====== GIVEN RECORDS

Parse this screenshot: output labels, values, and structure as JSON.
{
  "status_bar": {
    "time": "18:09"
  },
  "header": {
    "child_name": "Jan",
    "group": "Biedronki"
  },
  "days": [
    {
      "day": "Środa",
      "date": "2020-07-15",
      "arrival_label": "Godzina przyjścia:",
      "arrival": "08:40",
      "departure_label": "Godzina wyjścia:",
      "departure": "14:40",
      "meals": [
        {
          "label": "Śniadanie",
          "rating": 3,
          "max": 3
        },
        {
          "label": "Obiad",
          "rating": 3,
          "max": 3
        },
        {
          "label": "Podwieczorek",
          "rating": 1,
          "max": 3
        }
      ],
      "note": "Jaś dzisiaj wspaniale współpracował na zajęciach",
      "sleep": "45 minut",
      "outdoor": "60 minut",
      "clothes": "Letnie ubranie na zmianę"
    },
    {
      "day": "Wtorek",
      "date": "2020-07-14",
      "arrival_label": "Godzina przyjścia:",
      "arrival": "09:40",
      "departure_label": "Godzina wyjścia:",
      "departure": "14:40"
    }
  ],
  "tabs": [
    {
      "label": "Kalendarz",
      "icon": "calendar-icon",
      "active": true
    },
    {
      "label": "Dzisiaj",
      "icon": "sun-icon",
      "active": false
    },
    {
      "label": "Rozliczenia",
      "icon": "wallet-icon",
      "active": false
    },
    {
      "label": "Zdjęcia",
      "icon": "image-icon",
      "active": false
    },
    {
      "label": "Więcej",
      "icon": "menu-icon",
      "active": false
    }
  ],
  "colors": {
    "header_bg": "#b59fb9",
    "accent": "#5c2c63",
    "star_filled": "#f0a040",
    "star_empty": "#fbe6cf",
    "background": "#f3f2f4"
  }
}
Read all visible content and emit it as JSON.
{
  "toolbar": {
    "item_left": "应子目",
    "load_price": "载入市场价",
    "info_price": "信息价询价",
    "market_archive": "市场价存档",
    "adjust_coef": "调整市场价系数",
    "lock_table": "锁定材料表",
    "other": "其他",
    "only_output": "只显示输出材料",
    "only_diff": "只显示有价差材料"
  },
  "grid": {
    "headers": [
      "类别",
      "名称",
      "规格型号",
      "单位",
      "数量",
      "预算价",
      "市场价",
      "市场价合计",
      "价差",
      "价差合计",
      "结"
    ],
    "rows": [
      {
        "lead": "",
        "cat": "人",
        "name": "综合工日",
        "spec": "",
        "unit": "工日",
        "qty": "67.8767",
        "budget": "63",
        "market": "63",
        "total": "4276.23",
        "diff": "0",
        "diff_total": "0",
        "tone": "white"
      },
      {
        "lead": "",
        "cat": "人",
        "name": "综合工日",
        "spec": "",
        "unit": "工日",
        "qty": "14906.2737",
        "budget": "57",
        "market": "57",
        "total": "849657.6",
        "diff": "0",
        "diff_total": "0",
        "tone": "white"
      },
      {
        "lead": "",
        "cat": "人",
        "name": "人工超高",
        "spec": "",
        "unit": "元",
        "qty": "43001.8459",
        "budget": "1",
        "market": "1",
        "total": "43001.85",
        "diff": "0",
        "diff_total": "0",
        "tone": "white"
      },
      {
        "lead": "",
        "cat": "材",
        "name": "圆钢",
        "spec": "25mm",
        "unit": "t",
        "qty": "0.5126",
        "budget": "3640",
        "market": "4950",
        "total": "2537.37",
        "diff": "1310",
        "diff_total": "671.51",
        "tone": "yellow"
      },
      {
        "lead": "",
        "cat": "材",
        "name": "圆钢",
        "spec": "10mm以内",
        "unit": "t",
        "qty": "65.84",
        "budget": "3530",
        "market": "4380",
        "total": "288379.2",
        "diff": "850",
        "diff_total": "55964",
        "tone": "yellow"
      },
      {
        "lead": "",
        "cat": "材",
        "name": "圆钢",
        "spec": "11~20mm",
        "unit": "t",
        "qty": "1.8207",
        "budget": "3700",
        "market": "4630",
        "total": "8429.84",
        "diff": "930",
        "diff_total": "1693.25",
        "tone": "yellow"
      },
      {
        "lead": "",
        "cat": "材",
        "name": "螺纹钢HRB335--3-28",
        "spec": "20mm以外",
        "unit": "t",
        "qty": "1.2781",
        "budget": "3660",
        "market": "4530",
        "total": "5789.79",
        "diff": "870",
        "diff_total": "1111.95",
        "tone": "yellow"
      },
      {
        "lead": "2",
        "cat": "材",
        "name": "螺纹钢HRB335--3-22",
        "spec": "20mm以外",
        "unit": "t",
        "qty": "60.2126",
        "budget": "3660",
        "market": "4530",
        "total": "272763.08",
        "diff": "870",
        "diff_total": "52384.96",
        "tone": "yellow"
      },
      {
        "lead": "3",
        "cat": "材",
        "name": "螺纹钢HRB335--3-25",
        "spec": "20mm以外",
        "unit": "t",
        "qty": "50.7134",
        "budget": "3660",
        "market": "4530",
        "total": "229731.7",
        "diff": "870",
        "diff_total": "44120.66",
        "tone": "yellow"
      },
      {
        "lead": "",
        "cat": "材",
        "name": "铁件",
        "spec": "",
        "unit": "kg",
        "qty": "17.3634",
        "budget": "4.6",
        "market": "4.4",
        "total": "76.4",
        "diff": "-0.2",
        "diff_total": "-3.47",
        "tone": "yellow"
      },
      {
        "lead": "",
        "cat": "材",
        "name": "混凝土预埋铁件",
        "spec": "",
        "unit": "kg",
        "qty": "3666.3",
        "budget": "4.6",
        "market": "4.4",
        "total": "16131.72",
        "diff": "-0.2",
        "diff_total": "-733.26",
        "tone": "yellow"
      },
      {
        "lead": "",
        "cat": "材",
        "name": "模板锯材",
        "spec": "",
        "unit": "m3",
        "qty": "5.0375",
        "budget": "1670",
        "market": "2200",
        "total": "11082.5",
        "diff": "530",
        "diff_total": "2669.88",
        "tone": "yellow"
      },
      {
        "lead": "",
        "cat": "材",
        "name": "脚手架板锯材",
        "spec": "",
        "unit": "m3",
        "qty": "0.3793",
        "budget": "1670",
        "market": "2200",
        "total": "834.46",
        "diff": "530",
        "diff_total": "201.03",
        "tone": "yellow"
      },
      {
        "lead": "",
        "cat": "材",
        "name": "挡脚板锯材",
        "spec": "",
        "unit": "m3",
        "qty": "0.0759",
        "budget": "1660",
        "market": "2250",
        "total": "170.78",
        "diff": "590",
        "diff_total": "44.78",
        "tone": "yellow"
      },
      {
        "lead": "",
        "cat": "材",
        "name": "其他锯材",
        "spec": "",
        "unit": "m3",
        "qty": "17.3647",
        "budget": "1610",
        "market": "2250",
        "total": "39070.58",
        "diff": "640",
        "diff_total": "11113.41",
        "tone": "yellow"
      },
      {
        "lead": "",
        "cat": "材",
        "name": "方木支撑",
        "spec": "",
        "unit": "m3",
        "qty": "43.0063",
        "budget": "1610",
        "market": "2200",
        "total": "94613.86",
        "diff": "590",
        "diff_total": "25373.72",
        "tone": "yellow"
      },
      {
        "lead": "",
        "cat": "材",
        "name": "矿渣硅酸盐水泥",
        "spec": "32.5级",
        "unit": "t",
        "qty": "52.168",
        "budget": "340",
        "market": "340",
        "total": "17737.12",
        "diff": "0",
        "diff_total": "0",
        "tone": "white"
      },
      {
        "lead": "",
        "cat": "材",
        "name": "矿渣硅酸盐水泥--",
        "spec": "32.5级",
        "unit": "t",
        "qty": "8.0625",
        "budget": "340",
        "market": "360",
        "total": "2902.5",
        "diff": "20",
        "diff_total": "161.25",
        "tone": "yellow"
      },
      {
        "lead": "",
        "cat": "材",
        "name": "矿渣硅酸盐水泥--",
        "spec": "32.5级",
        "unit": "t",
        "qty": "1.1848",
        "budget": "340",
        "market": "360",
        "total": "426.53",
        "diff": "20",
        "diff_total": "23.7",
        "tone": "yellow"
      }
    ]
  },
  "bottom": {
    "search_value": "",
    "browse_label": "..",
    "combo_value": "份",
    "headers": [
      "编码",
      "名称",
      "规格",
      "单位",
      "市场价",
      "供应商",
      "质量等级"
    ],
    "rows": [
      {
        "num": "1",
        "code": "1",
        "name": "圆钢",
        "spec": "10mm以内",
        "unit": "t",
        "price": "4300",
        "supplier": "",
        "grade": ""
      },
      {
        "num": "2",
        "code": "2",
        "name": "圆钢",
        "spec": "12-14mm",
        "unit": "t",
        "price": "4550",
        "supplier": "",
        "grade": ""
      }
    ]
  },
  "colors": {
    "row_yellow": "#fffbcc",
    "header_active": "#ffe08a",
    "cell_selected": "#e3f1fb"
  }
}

============

• _TASK PROMPT_
Filter the records above and return every line that holds the word "JSON".

• _SOLUTION TO THIS PROBLEM_
Parse this screenshot: output labels, values, and structure as JSON.
Read all visible content and emit it as JSON.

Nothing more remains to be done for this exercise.